:: Data for the task ::
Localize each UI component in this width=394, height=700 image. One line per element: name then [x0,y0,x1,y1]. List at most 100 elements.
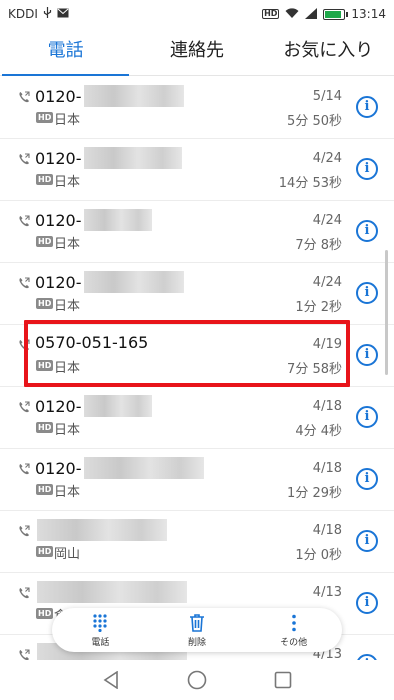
call-duration: 5分 50秒 [287,114,342,129]
redacted-number [83,457,204,479]
phone-number: 0120- [35,271,184,293]
redacted-number [83,395,152,417]
call-log-row[interactable]: 0570-051-165 HD 日本 4/19 7分 58秒 i [0,325,394,387]
call-duration: 1分 0秒 [295,548,342,563]
phone-number: 0120- [35,147,182,169]
call-log-row[interactable]: 0120- HD 日本 4/24 14分 53秒 i [0,139,394,201]
tab-contacts[interactable]: 連絡先 [131,28,262,75]
call-duration: 7分 8秒 [295,238,342,253]
call-info-button[interactable]: i [356,158,378,180]
hd-badge: HD [36,546,54,557]
call-duration: 1分 2秒 [295,300,342,315]
phone-number: 0120- [35,85,184,107]
phone-number: 0120- [35,395,152,417]
outgoing-call-icon [18,150,30,165]
clock: 13:14 [351,7,386,21]
dialpad-label: 電話 [91,638,110,648]
call-location: 日本 [54,237,81,252]
call-info-button[interactable]: i [356,530,378,552]
more-button[interactable]: その他 [245,608,342,652]
call-date: 4/24 [312,151,342,166]
dialpad-button[interactable]: 電話 [52,608,149,652]
call-location: 日本 [54,299,81,314]
call-info-button[interactable]: i [356,468,378,490]
more-label: その他 [280,638,308,648]
hd-badge: HD [36,422,54,433]
action-bar: 電話 削除 その他 [52,608,342,652]
outgoing-call-icon [18,584,30,599]
call-log-row[interactable]: 0120- HD 日本 4/24 7分 8秒 i [0,201,394,263]
usb-icon [43,7,52,21]
battery-icon [323,8,349,20]
call-log-list[interactable]: 0120- HD 日本 5/14 5分 50秒 i 0120- HD 日本 4/… [0,77,394,660]
redacted-number [37,581,187,603]
call-location: 日本 [54,113,81,128]
phone-number: 0120- [35,457,204,479]
phone-number [35,519,167,541]
status-bar: KDDI HD 13:14 [0,0,394,28]
call-location: 日本 [54,361,81,376]
home-circle-icon [187,670,207,690]
redacted-number [83,271,184,293]
outgoing-call-icon [18,212,30,227]
more-vertical-icon [245,614,342,632]
call-info-button[interactable]: i [356,592,378,614]
call-log-row[interactable]: 0120- HD 日本 4/18 1分 29秒 i [0,449,394,511]
phone-number [35,581,187,603]
call-date: 4/19 [312,337,342,352]
call-date: 4/18 [312,461,342,476]
redacted-number [83,209,152,231]
call-duration: 14分 53秒 [278,176,342,191]
system-nav-bar [0,660,394,700]
wifi-icon [285,7,299,21]
call-info-button[interactable]: i [356,96,378,118]
delete-button[interactable]: 削除 [149,608,246,652]
call-info-button[interactable]: i [356,344,378,366]
outgoing-call-icon [18,274,30,289]
call-info-button[interactable]: i [356,220,378,242]
call-location: 岡山 [54,547,81,562]
outgoing-call-icon [18,522,30,537]
call-date: 4/24 [312,213,342,228]
recents-square-icon [274,671,292,689]
hd-voice-icon: HD [262,9,280,19]
hd-badge: HD [36,236,54,247]
scrollbar[interactable] [385,250,388,375]
hd-badge: HD [36,608,54,619]
call-log-row[interactable]: 0120- HD 日本 5/14 5分 50秒 i [0,77,394,139]
call-date: 4/18 [312,523,342,538]
carrier-label: KDDI [8,7,38,21]
outgoing-call-icon [18,336,30,351]
redacted-number [83,147,182,169]
outgoing-call-icon [18,646,30,660]
trash-icon [149,614,246,632]
phone-number: 0570-051-165 [35,333,149,352]
back-button[interactable] [100,669,122,691]
signal-icon [305,7,318,21]
call-log-row[interactable]: 0120- HD 日本 4/18 4分 4秒 i [0,387,394,449]
call-location: 日本 [54,423,81,438]
redacted-number [83,85,184,107]
call-info-button[interactable]: i [356,282,378,304]
hd-badge: HD [36,484,54,495]
call-info-button[interactable]: i [356,406,378,428]
tab-favorites[interactable]: お気に入り [263,28,394,75]
home-button[interactable] [186,669,208,691]
hd-badge: HD [36,360,54,371]
phone-number: 0120- [35,209,152,231]
outgoing-call-icon [18,88,30,103]
call-log-row[interactable]: 0120- HD 日本 4/24 1分 2秒 i [0,263,394,325]
back-triangle-icon [103,671,118,689]
call-date: 4/13 [312,585,342,600]
hd-badge: HD [36,174,54,185]
outgoing-call-icon [18,398,30,413]
mail-icon [57,8,69,20]
call-date: 4/24 [312,275,342,290]
recents-button[interactable] [272,669,294,691]
outgoing-call-icon [18,460,30,475]
call-date: 4/18 [312,399,342,414]
tab-bar: 電話 連絡先 お気に入り [0,28,394,76]
tab-phone[interactable]: 電話 [0,28,131,76]
call-location: 日本 [54,175,81,190]
call-log-row[interactable]: HD 岡山 4/18 1分 0秒 i [0,511,394,573]
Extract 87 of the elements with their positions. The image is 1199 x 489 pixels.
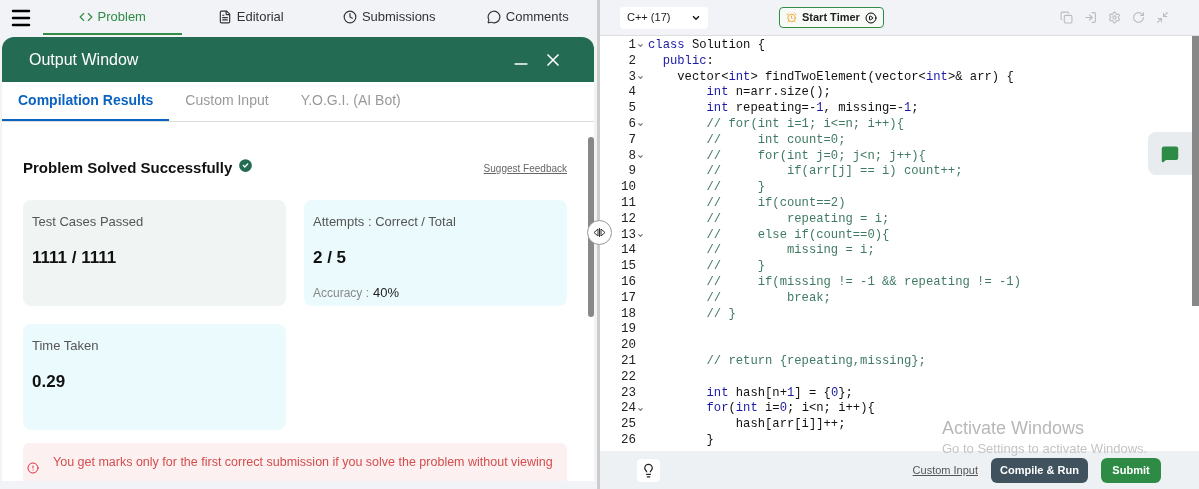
stat-label: Time Taken [32, 336, 100, 355]
code-line: // if(arr[j] == i) count++; [705, 164, 963, 179]
line-number: 14 [621, 243, 636, 260]
accuracy-value: 40% [373, 283, 400, 302]
line-number: 13 [621, 227, 636, 244]
lightbulb-icon [641, 462, 656, 478]
play-icon [864, 11, 877, 24]
line-number: 3 [628, 69, 636, 86]
status-heading: Problem Solved Successfully [23, 158, 233, 178]
line-number: 16 [621, 274, 636, 291]
nav-tab[interactable]: Comments [458, 0, 597, 35]
start-timer-button[interactable]: Start Timer [779, 7, 884, 28]
line-number: 17 [621, 290, 636, 307]
code-line: class Solution { [648, 38, 766, 52]
code-line: } [705, 432, 714, 447]
code-line: int repeating=-1, missing=-1; [705, 101, 919, 116]
activation-title: Activate Windows [942, 417, 1086, 439]
speech-bubble-icon [486, 9, 501, 24]
code-line: // } [705, 306, 736, 321]
activation-subtitle: Go to Settings to activate Windows. [942, 440, 1148, 458]
code-line: // if(missing != -1 && repeating != -1) [705, 274, 1021, 289]
alarm-clock-icon [786, 12, 797, 23]
line-number: 25 [621, 417, 636, 433]
code-line: // int count=0; [705, 132, 846, 147]
code-line: int hash[n+1] = {0}; [705, 385, 853, 400]
chat-icon [1161, 144, 1179, 163]
line-number: 7 [628, 132, 636, 149]
line-number: 8 [628, 148, 636, 165]
line-number: 23 [621, 385, 636, 402]
code-line: for(int i=0; i<n; i++){ [705, 401, 875, 416]
submit-button[interactable]: Submit [1101, 457, 1161, 483]
line-number: 15 [621, 259, 636, 275]
code-line: vector<int> findTwoElement(vector<int>& arr) { [676, 69, 1014, 84]
stat-value: 1111 / 1111 [32, 247, 118, 269]
code-line: // if(count==2) [705, 195, 846, 210]
chat-button[interactable] [1148, 132, 1192, 175]
check-icon [237, 157, 255, 174]
line-number: 18 [621, 306, 636, 323]
line-number: 5 [628, 101, 636, 117]
code-line: // repeating = i; [705, 211, 890, 226]
stat-value: 0.29 [32, 371, 67, 393]
line-number: 2 [628, 53, 636, 70]
line-number: 4 [628, 85, 636, 102]
stat-label: Attempts : Correct / Total [313, 212, 457, 231]
code-line: // break; [705, 290, 831, 305]
line-number: 1 [628, 38, 636, 54]
document-icon [217, 9, 232, 24]
line-number: 11 [621, 195, 636, 212]
code-line: // } [705, 180, 766, 195]
notice-text: You get marks only for the first correct submission if you solve the problem without viewing [53, 453, 553, 471]
line-number: 19 [621, 322, 636, 339]
compile-run-button[interactable]: Compile & Run [991, 457, 1088, 483]
line-number: 20 [621, 338, 636, 354]
code-line: // missing = i; [705, 243, 875, 258]
suggest-feedback-link[interactable]: Suggest Feedback [483, 161, 567, 176]
code-line: int n=arr.size(); [705, 85, 831, 100]
line-number: 12 [621, 211, 636, 228]
code-line: public: [661, 53, 714, 68]
code-line: // else if(count==0){ [705, 227, 890, 242]
code-line: // } [705, 259, 766, 274]
line-number: 26 [621, 432, 636, 449]
scrollbar-thumb[interactable] [1192, 36, 1199, 306]
line-number: 22 [621, 369, 636, 386]
code-line: // return {repeating,missing}; [705, 353, 926, 368]
custom-input-link[interactable]: Custom Input [912, 461, 978, 479]
nav-tab[interactable]: Editorial [181, 0, 320, 35]
stat-value: 2 / 5 [313, 247, 348, 269]
code-line: // for(int i=1; i<=n; i++){ [705, 117, 904, 131]
code-line: hash[arr[i]]++; [734, 417, 846, 432]
line-number: 21 [621, 353, 636, 370]
nav-tab[interactable]: Submissions [320, 0, 459, 35]
scrollbar-thumb[interactable] [588, 137, 594, 317]
line-number: 6 [628, 117, 636, 133]
hint-button[interactable] [637, 458, 660, 482]
window-title: Output Window [29, 49, 140, 70]
line-number: 24 [621, 401, 636, 418]
nav-tab[interactable]: Problem [43, 0, 182, 35]
code-line: // for(int j=0; j<n; j++){ [705, 148, 926, 163]
stat-label: Test Cases Passed [32, 212, 145, 231]
language-select[interactable]: C++ (17) [620, 6, 708, 29]
accuracy-label: Accuracy : [313, 284, 369, 302]
line-number: 9 [628, 164, 636, 181]
clock-icon [342, 9, 357, 24]
alert-icon [27, 461, 39, 474]
line-number: 10 [621, 180, 636, 196]
output-tab[interactable]: Compilation Results [2, 82, 170, 121]
resize-icon [593, 228, 606, 237]
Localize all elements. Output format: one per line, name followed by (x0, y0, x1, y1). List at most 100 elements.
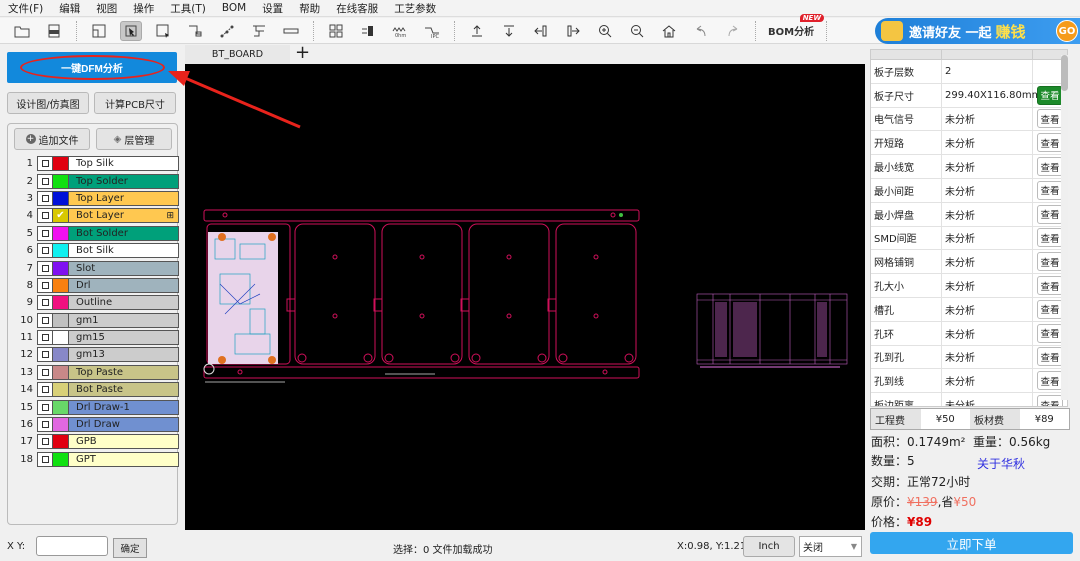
:::
▸ **Task requirements**
Copy out, unchanged, the run of lines in the records above that begins with the line containing "stat-label: Time Taken [32, 336, 100, 355]" and ends with the line containing "code-line: class Solution", both included.

▸ **Output for this task**
stat-label: Time Taken [32, 336, 100, 355]
code-line: // if(arr[j] == i) count++; [705, 164, 963, 179]
line-number: 14 [621, 243, 636, 260]
accuracy-value: 40% [373, 283, 400, 302]
line-number: 13 [621, 227, 636, 244]
lightbulb-icon [641, 462, 656, 478]
play-icon [864, 11, 877, 24]
line-number: 3 [628, 69, 636, 86]
status-heading: Problem Solved Successfully [23, 158, 233, 178]
line-number: 16 [621, 274, 636, 291]
nav-tab[interactable]: Comments [458, 0, 597, 35]
start-timer-button[interactable]: Start Timer [779, 7, 884, 28]
line-number: 17 [621, 290, 636, 307]
code-line: class Solution { [648, 38, 766, 52]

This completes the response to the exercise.